> _WRITTEN TASK_
Extract every record, exactly as written, and ignore the pictures.

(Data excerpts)
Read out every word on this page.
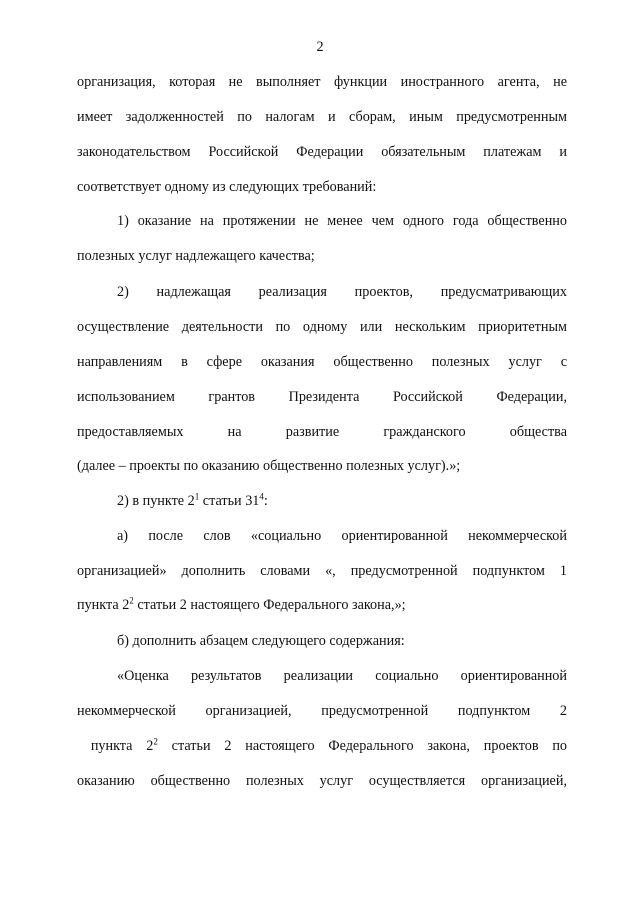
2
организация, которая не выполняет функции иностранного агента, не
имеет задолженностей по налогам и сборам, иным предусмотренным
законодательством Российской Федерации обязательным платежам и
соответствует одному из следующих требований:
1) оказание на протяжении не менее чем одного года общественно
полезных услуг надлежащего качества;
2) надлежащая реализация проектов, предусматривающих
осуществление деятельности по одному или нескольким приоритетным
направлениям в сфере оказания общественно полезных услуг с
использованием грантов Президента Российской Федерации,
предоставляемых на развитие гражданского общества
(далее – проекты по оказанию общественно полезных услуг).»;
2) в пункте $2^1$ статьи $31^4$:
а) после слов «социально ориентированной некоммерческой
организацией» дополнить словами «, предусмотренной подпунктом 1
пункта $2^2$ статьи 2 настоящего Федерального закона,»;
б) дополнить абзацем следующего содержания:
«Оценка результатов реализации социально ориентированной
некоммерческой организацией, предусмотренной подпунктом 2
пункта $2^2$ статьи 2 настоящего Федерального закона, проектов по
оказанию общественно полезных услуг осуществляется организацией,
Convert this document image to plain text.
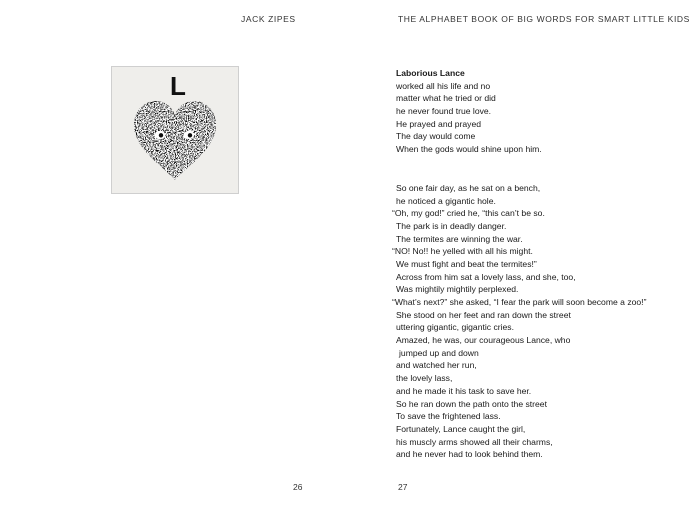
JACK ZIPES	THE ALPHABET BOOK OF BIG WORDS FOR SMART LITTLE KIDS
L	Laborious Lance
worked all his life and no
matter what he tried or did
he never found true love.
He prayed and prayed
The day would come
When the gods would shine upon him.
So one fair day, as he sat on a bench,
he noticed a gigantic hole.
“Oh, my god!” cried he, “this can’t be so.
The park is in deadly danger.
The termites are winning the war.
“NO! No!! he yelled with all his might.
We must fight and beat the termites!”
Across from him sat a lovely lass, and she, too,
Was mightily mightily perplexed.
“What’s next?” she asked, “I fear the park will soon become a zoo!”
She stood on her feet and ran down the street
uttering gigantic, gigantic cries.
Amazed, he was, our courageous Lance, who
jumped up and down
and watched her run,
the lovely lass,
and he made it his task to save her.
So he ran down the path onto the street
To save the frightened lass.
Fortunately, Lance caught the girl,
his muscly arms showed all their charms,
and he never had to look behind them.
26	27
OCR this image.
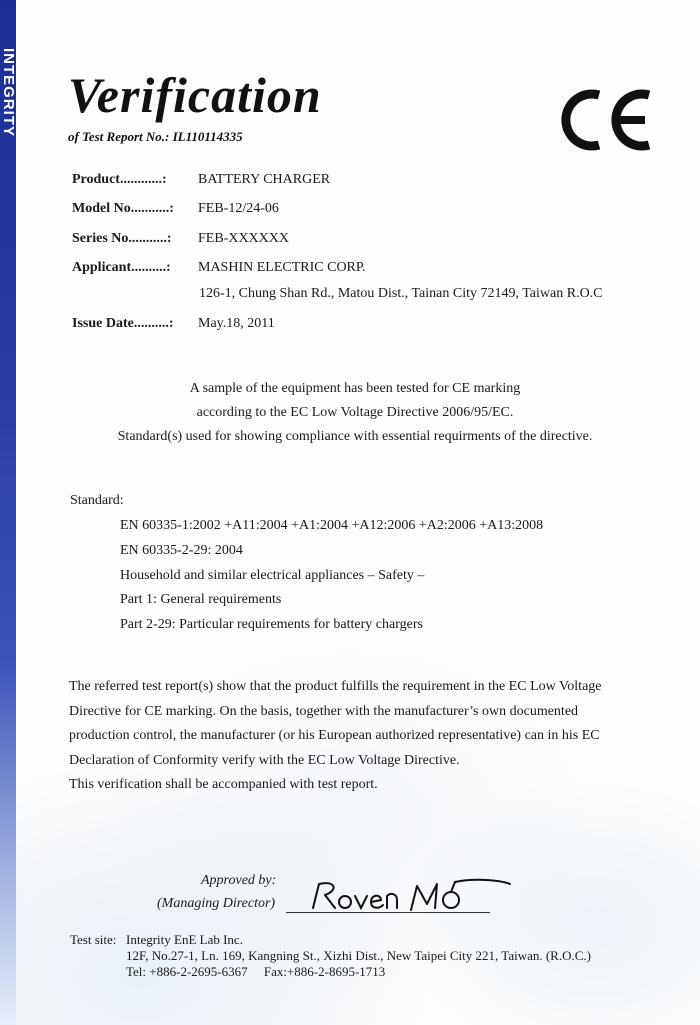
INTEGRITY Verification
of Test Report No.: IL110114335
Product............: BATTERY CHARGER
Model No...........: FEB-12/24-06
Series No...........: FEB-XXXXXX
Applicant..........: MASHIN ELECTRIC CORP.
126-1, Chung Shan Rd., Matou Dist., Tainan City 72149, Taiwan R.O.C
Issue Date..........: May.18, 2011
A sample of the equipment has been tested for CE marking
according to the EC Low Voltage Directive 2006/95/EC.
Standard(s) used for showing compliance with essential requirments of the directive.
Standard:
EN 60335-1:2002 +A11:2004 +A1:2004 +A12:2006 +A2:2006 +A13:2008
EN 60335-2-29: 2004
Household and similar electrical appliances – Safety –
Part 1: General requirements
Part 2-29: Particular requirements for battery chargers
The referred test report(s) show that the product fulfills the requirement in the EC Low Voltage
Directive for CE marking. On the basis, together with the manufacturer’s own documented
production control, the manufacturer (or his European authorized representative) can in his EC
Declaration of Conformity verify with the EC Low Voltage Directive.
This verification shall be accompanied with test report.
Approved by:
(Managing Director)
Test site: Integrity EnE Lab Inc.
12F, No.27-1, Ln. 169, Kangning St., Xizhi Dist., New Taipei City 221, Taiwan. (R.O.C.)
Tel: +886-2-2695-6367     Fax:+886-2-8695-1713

> _ANSWER_
Read out every word on this page.
2
организация, которая не выполняет функции иностранного агента, не
имеет задолженностей по налогам и сборам, иным предусмотренным
законодательством Российской Федерации обязательным платежам и
соответствует одному из следующих требований:
1) оказание на протяжении не менее чем одного года общественно
полезных услуг надлежащего качества;
2) надлежащая реализация проектов, предусматривающих
осуществление деятельности по одному или нескольким приоритетным
направлениям в сфере оказания общественно полезных услуг с
использованием грантов Президента Российской Федерации,
предоставляемых на развитие гражданского общества
(далее – проекты по оказанию общественно полезных услуг).»;
2) в пункте $2^1$ статьи $31^4$:
а) после слов «социально ориентированной некоммерческой
организацией» дополнить словами «, предусмотренной подпунктом 1
пункта $2^2$ статьи 2 настоящего Федерального закона,»;
б) дополнить абзацем следующего содержания:
«Оценка результатов реализации социально ориентированной
некоммерческой организацией, предусмотренной подпунктом 2
пункта $2^2$ статьи 2 настоящего Федерального закона, проектов по
оказанию общественно полезных услуг осуществляется организацией,
Convert this document image to plain text.
JACK ZIPES	THE ALPHABET BOOK OF BIG WORDS FOR SMART LITTLE KIDS
L	Laborious Lance
worked all his life and no
matter what he tried or did
he never found true love.
He prayed and prayed
The day would come
When the gods would shine upon him.
So one fair day, as he sat on a bench,
he noticed a gigantic hole.
“Oh, my god!” cried he, “this can’t be so.
The park is in deadly danger.
The termites are winning the war.
“NO! No!! he yelled with all his might.
We must fight and beat the termites!”
Across from him sat a lovely lass, and she, too,
Was mightily mightily perplexed.
“What’s next?” she asked, “I fear the park will soon become a zoo!”
She stood on her feet and ran down the street
uttering gigantic, gigantic cries.
Amazed, he was, our courageous Lance, who
jumped up and down
and watched her run,
the lovely lass,
and he made it his task to save her.
So he ran down the path onto the street
To save the frightened lass.
Fortunately, Lance caught the girl,
his muscly arms showed all their charms,
and he never had to look behind them.
26	27
OCR this image.
INTEGRITY Verification
of Test Report No.: IL110114335
Product............: BATTERY CHARGER
Model No...........: FEB-12/24-06
Series No...........: FEB-XXXXXX
Applicant..........: MASHIN ELECTRIC CORP.
126-1, Chung Shan Rd., Matou Dist., Tainan City 72149, Taiwan R.O.C
Issue Date..........: May.18, 2011
A sample of the equipment has been tested for CE marking
according to the EC Low Voltage Directive 2006/95/EC.
Standard(s) used for showing compliance with essential requirments of the directive.
Standard:
EN 60335-1:2002 +A11:2004 +A1:2004 +A12:2006 +A2:2006 +A13:2008
EN 60335-2-29: 2004
Household and similar electrical appliances – Safety –
Part 1: General requirements
Part 2-29: Particular requirements for battery chargers
The referred test report(s) show that the product fulfills the requirement in the EC Low Voltage
Directive for CE marking. On the basis, together with the manufacturer’s own documented
production control, the manufacturer (or his European authorized representative) can in his EC
Declaration of Conformity verify with the EC Low Voltage Directive.
This verification shall be accompanied with test report.
Approved by:
(Managing Director)
Test site: Integrity EnE Lab Inc.
12F, No.27-1, Ln. 169, Kangning St., Xizhi Dist., New Taipei City 221, Taiwan. (R.O.C.)
Tel: +886-2-2695-6367     Fax:+886-2-8695-1713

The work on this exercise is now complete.